DIRECTIONS
Reproduce all the entries exactly.

╭─ MATERIALS PROVIDED

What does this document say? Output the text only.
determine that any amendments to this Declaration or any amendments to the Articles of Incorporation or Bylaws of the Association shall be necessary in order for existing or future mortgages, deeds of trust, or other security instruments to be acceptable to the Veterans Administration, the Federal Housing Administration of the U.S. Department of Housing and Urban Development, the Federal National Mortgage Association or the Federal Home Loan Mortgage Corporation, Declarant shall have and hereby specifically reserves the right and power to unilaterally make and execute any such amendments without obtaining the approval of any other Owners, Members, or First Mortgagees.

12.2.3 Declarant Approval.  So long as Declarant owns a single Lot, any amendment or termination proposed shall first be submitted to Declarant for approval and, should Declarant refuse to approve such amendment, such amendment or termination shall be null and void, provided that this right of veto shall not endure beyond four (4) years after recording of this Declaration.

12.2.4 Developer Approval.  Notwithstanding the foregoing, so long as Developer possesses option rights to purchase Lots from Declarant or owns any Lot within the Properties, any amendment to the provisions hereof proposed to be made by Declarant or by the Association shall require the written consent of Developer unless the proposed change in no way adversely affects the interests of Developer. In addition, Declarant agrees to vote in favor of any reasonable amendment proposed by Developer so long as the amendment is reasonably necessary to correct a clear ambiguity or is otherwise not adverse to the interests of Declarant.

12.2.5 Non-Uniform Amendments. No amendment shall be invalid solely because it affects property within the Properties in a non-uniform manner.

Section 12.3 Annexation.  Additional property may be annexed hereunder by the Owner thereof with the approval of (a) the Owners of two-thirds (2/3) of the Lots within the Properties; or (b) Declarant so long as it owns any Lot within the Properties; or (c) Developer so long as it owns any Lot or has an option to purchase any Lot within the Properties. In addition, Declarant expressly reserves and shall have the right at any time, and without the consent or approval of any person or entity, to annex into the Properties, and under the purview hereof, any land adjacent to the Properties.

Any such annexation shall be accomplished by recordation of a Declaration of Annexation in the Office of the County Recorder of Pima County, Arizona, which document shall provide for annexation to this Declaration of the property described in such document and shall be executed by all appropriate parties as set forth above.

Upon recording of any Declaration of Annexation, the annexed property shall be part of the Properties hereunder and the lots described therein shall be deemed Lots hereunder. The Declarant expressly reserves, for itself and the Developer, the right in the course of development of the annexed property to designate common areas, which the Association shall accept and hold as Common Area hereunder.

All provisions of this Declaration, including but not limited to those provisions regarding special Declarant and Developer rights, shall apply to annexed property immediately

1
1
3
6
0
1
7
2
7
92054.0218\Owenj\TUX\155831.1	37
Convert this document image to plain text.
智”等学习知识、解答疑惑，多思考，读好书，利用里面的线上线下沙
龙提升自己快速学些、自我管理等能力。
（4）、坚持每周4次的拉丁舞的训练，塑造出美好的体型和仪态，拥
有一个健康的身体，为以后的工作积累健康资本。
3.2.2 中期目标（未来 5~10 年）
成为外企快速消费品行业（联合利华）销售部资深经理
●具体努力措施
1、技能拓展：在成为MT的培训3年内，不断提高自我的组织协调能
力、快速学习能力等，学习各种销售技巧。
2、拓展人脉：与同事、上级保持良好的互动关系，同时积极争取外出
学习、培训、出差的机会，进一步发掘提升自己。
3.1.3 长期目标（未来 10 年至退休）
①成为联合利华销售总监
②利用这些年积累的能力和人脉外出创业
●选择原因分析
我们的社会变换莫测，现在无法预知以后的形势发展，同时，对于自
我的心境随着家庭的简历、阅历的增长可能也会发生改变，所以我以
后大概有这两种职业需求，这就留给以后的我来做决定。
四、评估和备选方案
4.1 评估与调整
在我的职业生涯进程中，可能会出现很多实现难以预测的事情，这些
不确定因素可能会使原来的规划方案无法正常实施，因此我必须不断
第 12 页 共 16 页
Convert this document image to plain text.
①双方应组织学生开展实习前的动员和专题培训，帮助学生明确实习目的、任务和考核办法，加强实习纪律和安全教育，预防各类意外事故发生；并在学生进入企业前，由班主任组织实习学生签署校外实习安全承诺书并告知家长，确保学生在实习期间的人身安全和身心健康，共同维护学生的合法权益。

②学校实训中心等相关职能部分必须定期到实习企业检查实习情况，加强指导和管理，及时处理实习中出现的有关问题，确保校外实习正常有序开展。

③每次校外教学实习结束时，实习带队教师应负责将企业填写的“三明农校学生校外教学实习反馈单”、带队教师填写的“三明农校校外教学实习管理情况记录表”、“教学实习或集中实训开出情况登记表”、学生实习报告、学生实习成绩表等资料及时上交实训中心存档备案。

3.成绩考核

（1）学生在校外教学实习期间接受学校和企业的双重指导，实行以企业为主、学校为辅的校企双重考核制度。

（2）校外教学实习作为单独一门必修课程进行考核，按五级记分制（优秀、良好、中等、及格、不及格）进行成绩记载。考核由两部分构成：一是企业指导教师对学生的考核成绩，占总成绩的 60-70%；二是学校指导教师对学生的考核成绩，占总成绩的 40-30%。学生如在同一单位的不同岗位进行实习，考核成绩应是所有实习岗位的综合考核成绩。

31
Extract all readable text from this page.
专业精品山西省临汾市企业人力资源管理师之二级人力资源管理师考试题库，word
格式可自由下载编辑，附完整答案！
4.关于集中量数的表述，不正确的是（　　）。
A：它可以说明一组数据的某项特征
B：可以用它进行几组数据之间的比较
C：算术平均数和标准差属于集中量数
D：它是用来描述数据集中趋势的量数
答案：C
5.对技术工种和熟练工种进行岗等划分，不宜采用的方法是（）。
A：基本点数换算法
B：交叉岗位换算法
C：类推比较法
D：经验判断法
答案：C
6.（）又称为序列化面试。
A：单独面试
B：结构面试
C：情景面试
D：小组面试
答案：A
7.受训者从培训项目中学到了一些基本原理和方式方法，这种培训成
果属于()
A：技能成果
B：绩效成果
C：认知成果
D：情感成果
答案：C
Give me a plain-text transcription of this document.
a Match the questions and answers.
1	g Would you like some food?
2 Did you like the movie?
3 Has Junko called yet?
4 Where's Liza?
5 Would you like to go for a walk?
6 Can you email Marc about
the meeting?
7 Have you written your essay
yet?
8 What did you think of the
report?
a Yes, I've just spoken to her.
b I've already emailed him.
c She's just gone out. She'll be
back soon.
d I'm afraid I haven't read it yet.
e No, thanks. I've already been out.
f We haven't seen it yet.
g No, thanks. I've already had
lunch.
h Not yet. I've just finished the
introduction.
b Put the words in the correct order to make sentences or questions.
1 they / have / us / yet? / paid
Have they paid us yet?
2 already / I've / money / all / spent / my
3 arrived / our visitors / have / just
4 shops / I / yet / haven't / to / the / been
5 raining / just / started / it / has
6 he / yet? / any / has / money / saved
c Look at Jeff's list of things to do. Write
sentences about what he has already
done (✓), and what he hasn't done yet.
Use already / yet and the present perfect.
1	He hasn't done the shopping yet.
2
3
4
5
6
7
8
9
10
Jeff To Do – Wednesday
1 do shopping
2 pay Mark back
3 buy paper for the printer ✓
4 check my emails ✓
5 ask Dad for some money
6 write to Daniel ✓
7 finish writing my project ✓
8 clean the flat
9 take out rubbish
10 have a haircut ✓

╰─

SOLUTION TO THIS EXERCISE
What does this document say? Output the text only.
determine that any amendments to this Declaration or any amendments to the Articles of Incorporation or Bylaws of the Association shall be necessary in order for existing or future mortgages, deeds of trust, or other security instruments to be acceptable to the Veterans Administration, the Federal Housing Administration of the U.S. Department of Housing and Urban Development, the Federal National Mortgage Association or the Federal Home Loan Mortgage Corporation, Declarant shall have and hereby specifically reserves the right and power to unilaterally make and execute any such amendments without obtaining the approval of any other Owners, Members, or First Mortgagees.

12.2.3 Declarant Approval.  So long as Declarant owns a single Lot, any amendment or termination proposed shall first be submitted to Declarant for approval and, should Declarant refuse to approve such amendment, such amendment or termination shall be null and void, provided that this right of veto shall not endure beyond four (4) years after recording of this Declaration.

12.2.4 Developer Approval.  Notwithstanding the foregoing, so long as Developer possesses option rights to purchase Lots from Declarant or owns any Lot within the Properties, any amendment to the provisions hereof proposed to be made by Declarant or by the Association shall require the written consent of Developer unless the proposed change in no way adversely affects the interests of Developer. In addition, Declarant agrees to vote in favor of any reasonable amendment proposed by Developer so long as the amendment is reasonably necessary to correct a clear ambiguity or is otherwise not adverse to the interests of Declarant.

12.2.5 Non-Uniform Amendments. No amendment shall be invalid solely because it affects property within the Properties in a non-uniform manner.

Section 12.3 Annexation.  Additional property may be annexed hereunder by the Owner thereof with the approval of (a) the Owners of two-thirds (2/3) of the Lots within the Properties; or (b) Declarant so long as it owns any Lot within the Properties; or (c) Developer so long as it owns any Lot or has an option to purchase any Lot within the Properties. In addition, Declarant expressly reserves and shall have the right at any time, and without the consent or approval of any person or entity, to annex into the Properties, and under the purview hereof, any land adjacent to the Properties.

Any such annexation shall be accomplished by recordation of a Declaration of Annexation in the Office of the County Recorder of Pima County, Arizona, which document shall provide for annexation to this Declaration of the property described in such document and shall be executed by all appropriate parties as set forth above.

Upon recording of any Declaration of Annexation, the annexed property shall be part of the Properties hereunder and the lots described therein shall be deemed Lots hereunder. The Declarant expressly reserves, for itself and the Developer, the right in the course of development of the annexed property to designate common areas, which the Association shall accept and hold as Common Area hereunder.

All provisions of this Declaration, including but not limited to those provisions regarding special Declarant and Developer rights, shall apply to annexed property immediately

1
1
3
6
0
1
7
2
7
92054.0218\Owenj\TUX\155831.1	37
Convert this document image to plain text.
智”等学习知识、解答疑惑，多思考，读好书，利用里面的线上线下沙
龙提升自己快速学些、自我管理等能力。
（4）、坚持每周4次的拉丁舞的训练，塑造出美好的体型和仪态，拥
有一个健康的身体，为以后的工作积累健康资本。
3.2.2 中期目标（未来 5~10 年）
成为外企快速消费品行业（联合利华）销售部资深经理
●具体努力措施
1、技能拓展：在成为MT的培训3年内，不断提高自我的组织协调能
力、快速学习能力等，学习各种销售技巧。
2、拓展人脉：与同事、上级保持良好的互动关系，同时积极争取外出
学习、培训、出差的机会，进一步发掘提升自己。
3.1.3 长期目标（未来 10 年至退休）
①成为联合利华销售总监
②利用这些年积累的能力和人脉外出创业
●选择原因分析
我们的社会变换莫测，现在无法预知以后的形势发展，同时，对于自
我的心境随着家庭的简历、阅历的增长可能也会发生改变，所以我以
后大概有这两种职业需求，这就留给以后的我来做决定。
四、评估和备选方案
4.1 评估与调整
在我的职业生涯进程中，可能会出现很多实现难以预测的事情，这些
不确定因素可能会使原来的规划方案无法正常实施，因此我必须不断
第 12 页 共 16 页
Convert this document image to plain text.
①双方应组织学生开展实习前的动员和专题培训，帮助学生明确实习目的、任务和考核办法，加强实习纪律和安全教育，预防各类意外事故发生；并在学生进入企业前，由班主任组织实习学生签署校外实习安全承诺书并告知家长，确保学生在实习期间的人身安全和身心健康，共同维护学生的合法权益。

②学校实训中心等相关职能部分必须定期到实习企业检查实习情况，加强指导和管理，及时处理实习中出现的有关问题，确保校外实习正常有序开展。

③每次校外教学实习结束时，实习带队教师应负责将企业填写的“三明农校学生校外教学实习反馈单”、带队教师填写的“三明农校校外教学实习管理情况记录表”、“教学实习或集中实训开出情况登记表”、学生实习报告、学生实习成绩表等资料及时上交实训中心存档备案。

3.成绩考核

（1）学生在校外教学实习期间接受学校和企业的双重指导，实行以企业为主、学校为辅的校企双重考核制度。

（2）校外教学实习作为单独一门必修课程进行考核，按五级记分制（优秀、良好、中等、及格、不及格）进行成绩记载。考核由两部分构成：一是企业指导教师对学生的考核成绩，占总成绩的 60-70%；二是学校指导教师对学生的考核成绩，占总成绩的 40-30%。学生如在同一单位的不同岗位进行实习，考核成绩应是所有实习岗位的综合考核成绩。

31
Extract all readable text from this page.
专业精品山西省临汾市企业人力资源管理师之二级人力资源管理师考试题库，word
格式可自由下载编辑，附完整答案！
4.关于集中量数的表述，不正确的是（　　）。
A：它可以说明一组数据的某项特征
B：可以用它进行几组数据之间的比较
C：算术平均数和标准差属于集中量数
D：它是用来描述数据集中趋势的量数
答案：C
5.对技术工种和熟练工种进行岗等划分，不宜采用的方法是（）。
A：基本点数换算法
B：交叉岗位换算法
C：类推比较法
D：经验判断法
答案：C
6.（）又称为序列化面试。
A：单独面试
B：结构面试
C：情景面试
D：小组面试
答案：A
7.受训者从培训项目中学到了一些基本原理和方式方法，这种培训成
果属于()
A：技能成果
B：绩效成果
C：认知成果
D：情感成果
答案：C
Give me a plain-text transcription of this document.
a Match the questions and answers.
1	g Would you like some food?
2 Did you like the movie?
3 Has Junko called yet?
4 Where's Liza?
5 Would you like to go for a walk?
6 Can you email Marc about
the meeting?
7 Have you written your essay
yet?
8 What did you think of the
report?
a Yes, I've just spoken to her.
b I've already emailed him.
c She's just gone out. She'll be
back soon.
d I'm afraid I haven't read it yet.
e No, thanks. I've already been out.
f We haven't seen it yet.
g No, thanks. I've already had
lunch.
h Not yet. I've just finished the
introduction.
b Put the words in the correct order to make sentences or questions.
1 they / have / us / yet? / paid
Have they paid us yet?
2 already / I've / money / all / spent / my
3 arrived / our visitors / have / just
4 shops / I / yet / haven't / to / the / been
5 raining / just / started / it / has
6 he / yet? / any / has / money / saved
c Look at Jeff's list of things to do. Write
sentences about what he has already
done (✓), and what he hasn't done yet.
Use already / yet and the present perfect.
1	He hasn't done the shopping yet.
2
3
4
5
6
7
8
9
10
Jeff To Do – Wednesday
1 do shopping
2 pay Mark back
3 buy paper for the printer ✓
4 check my emails ✓
5 ask Dad for some money
6 write to Daniel ✓
7 finish writing my project ✓
8 clean the flat
9 take out rubbish
10 have a haircut ✓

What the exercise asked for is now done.